■ Required task:
Look through the data below. Collect every line where the word "SRMTID" occurs.

■ Given entries:
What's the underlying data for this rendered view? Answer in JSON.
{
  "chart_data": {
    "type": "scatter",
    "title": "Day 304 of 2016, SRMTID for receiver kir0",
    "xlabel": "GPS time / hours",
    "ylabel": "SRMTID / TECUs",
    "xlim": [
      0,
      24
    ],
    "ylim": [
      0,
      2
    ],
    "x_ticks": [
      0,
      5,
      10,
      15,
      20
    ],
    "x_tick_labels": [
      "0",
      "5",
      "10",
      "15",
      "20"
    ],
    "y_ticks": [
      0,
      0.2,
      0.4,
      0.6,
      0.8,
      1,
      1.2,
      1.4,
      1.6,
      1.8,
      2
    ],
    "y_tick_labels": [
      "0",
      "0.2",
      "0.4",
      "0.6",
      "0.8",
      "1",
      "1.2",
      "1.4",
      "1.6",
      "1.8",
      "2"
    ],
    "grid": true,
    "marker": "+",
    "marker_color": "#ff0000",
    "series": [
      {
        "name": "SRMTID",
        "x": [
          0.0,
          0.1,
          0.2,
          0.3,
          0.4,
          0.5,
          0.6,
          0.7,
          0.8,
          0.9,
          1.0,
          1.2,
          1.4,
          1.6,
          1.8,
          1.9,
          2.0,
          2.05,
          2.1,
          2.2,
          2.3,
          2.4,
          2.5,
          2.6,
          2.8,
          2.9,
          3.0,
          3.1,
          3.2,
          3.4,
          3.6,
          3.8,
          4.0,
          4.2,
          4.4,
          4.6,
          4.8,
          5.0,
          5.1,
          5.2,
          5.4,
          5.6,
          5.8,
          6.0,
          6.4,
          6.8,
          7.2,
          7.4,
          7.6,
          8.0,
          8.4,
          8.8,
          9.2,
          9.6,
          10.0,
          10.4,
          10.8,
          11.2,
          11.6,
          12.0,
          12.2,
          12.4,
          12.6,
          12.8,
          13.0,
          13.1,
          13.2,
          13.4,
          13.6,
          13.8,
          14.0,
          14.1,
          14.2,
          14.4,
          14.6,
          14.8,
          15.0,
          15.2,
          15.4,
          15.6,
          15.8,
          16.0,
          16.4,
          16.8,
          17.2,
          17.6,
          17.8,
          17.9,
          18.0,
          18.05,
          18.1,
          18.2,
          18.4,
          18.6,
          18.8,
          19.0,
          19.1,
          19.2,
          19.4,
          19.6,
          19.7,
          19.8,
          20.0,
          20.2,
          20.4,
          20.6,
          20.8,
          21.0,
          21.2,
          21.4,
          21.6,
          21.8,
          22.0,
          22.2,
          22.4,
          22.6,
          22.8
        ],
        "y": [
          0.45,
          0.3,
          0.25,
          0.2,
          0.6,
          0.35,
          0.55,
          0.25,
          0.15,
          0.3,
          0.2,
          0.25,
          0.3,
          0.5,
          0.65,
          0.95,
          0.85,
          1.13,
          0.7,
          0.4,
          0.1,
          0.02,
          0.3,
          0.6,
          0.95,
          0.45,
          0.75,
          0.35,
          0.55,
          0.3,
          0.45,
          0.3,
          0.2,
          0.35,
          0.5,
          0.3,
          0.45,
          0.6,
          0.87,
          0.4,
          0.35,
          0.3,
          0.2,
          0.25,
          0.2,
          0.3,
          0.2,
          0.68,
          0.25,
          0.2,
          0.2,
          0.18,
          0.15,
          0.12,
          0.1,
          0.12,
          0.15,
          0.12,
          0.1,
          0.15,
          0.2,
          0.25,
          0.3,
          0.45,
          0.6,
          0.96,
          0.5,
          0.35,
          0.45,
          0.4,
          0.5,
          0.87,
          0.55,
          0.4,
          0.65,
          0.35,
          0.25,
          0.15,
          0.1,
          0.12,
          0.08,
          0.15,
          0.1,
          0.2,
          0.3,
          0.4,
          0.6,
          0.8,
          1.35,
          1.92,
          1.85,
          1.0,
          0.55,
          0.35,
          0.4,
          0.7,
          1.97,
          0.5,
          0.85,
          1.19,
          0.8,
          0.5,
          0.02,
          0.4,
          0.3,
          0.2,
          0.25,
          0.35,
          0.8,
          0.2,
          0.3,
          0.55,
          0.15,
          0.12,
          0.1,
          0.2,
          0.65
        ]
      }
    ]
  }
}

■ The reply:
    "title": "Day 304 of 2016, SRMTID for receiver kir0",
    "ylabel": "SRMTID / TECUs",
        "name": "SRMTID",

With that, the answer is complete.